_Supplied text:_
There will still be value in good receiving, if and when the new system comes to regular-season big-league games. Catchers who frame pitches well can still enlarge the strike zone at its corners, and force hitters who feel wronged to risk losing one of their team's precious challenges for the day if they're wrong. Nor has Haase been depending merely on talking his way into more strikes, all these years. Still, it's clear that some of the players closest to the new system feel frustrated by it, for reasons both practical and philosophical.
Of course, the automation of the zone is not the only way in which technology has become a prominent part of the art of catching. PitchCom is still relatively new, but Haase (like many other catchers) already has much more experience with that system than with the ABS challenges. He's not against it—he readily acknowledges the necessity of the system, given the way teams were using still other technology to steal signs before it came along—but Haase feels significant ways in which PitchCom (along with the pitch timer) has changed the process. It's not just that he types pitches in with his fingers, instead of using them for traditional signaling. Having the device sometimes changes which pitches he calls.
"Oh, for sure. I mean, it changes the game drastically," he said. "Obviously, with the pitch clock, if you give one sign the guy doesn’t want, ok, shake, put in another one. But if he shakes that one, now you only have a couple of seconds. So you’re either going to fingers, or you’re putting in something that you don’t really believe in. That can get a little hairy."
Because coded digital language can be a bit more stilted than bodily signals, and because there's so little time between pitches, Haase acknowledged that it's more important to be on the same page as his pitchers. Playing the game at its new pace and utilizing its new technology demands a new level of preparedness, even as the league's standard for preparedness gets higher all the time.

_Tasks to perform:_
1 – Duplicate the catching passage between "Because coded digital" and "all the time.", inclusive.
2 – In the catching passage, what does Haase now do with his fingers instead of traditional signaling?
3 – Continue the catching passage from the point where it stops.
The listing has no connection to the catching passage.

_Records supplied:_

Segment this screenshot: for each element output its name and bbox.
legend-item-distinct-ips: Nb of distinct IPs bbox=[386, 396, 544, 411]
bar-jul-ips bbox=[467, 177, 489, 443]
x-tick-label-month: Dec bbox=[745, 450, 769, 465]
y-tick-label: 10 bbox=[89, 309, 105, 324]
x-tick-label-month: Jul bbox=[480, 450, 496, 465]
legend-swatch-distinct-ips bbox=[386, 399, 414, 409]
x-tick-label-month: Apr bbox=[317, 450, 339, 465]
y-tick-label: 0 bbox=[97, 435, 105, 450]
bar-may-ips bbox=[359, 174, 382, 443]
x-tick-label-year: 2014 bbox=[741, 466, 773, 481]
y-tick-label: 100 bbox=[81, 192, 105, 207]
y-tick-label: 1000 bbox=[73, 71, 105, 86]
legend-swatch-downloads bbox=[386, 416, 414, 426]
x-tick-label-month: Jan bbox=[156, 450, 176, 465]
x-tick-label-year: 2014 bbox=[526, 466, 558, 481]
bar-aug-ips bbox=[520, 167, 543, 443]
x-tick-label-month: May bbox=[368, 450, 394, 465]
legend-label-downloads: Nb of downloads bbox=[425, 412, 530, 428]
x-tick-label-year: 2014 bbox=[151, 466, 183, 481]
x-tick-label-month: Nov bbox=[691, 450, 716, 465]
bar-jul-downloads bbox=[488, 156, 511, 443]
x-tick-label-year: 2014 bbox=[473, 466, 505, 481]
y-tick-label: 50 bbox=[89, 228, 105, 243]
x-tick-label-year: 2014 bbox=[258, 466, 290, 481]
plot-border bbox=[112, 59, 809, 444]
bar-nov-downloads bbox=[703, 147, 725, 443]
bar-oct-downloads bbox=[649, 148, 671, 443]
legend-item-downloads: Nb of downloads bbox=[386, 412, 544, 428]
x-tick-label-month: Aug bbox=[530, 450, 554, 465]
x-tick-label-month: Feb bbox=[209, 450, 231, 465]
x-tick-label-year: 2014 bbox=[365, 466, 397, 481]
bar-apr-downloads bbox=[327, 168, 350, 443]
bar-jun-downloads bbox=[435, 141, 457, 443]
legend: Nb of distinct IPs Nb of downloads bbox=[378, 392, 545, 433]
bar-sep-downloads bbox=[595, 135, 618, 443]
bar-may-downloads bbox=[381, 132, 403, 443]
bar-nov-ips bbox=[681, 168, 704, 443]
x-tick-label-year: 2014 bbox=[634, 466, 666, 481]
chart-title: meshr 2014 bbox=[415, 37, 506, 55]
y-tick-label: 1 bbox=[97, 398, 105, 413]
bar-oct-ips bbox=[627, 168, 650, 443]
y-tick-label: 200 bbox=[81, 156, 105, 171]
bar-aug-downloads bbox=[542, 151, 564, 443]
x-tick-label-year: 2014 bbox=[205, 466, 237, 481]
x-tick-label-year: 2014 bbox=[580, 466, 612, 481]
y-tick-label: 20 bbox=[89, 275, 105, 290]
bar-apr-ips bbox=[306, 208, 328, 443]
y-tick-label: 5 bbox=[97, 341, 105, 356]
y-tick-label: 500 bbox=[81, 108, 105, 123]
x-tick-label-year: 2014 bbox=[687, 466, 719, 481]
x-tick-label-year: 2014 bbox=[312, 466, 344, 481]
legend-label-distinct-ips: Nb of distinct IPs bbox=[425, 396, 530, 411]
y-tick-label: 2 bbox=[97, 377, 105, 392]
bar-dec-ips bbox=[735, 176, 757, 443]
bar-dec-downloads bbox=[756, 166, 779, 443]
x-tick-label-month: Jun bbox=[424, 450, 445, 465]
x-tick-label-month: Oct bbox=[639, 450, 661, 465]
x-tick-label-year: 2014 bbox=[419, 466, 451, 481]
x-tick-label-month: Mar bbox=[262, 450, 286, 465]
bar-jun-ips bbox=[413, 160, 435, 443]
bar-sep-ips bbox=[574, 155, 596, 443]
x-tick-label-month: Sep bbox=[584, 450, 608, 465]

_Your responses:_
1 –
Because coded digital language can be a bit more stilted than bodily signals, and because there's so little time between pitches, Haase acknowledged that it's more important to be on the same page as his pitchers. Playing the game at its new pace and utilizing its new technology demands a new level of preparedness, even as the league's standard for preparedness gets higher all the time.

2 – He types pitches in with them.

3 –
However dubious he might be of some of the changes, Haase is rolling with them. He understands that these decisions are above his paygrade. One thing he won't change, however, is the way he attacks his job, even though he enters this spring as a much more comfortable, established backup catcher, rather than one ticketed (in all likelihood) for Triple-A Nashville, as he was last year.
"It’s the exact same. I’ll do the same exact thing as I did last spring training," he said. "Just trying to get better. And that might be something I can offer to a young pitcher in a game that I didn’t even play in. There’s always little bits of value that I can either learn from or try to help some of the younger guys [find]. So I don’t really care if they told me I was going to Nashville tomorrow or breaking with the team. I’m just trying to do what I have to do here."
While there are a good 15 or 20 players who will provide more objective, individual, on-field value to the Brewers than Haase will this season, his insights on the ways that the game is starting to circumscribe human interactions serve as a good reminder of the ones he still offers. His dedication to being a teammate and to improving teamwork in all phases is still the source of Haase's value, even if he has to create that value in new ways.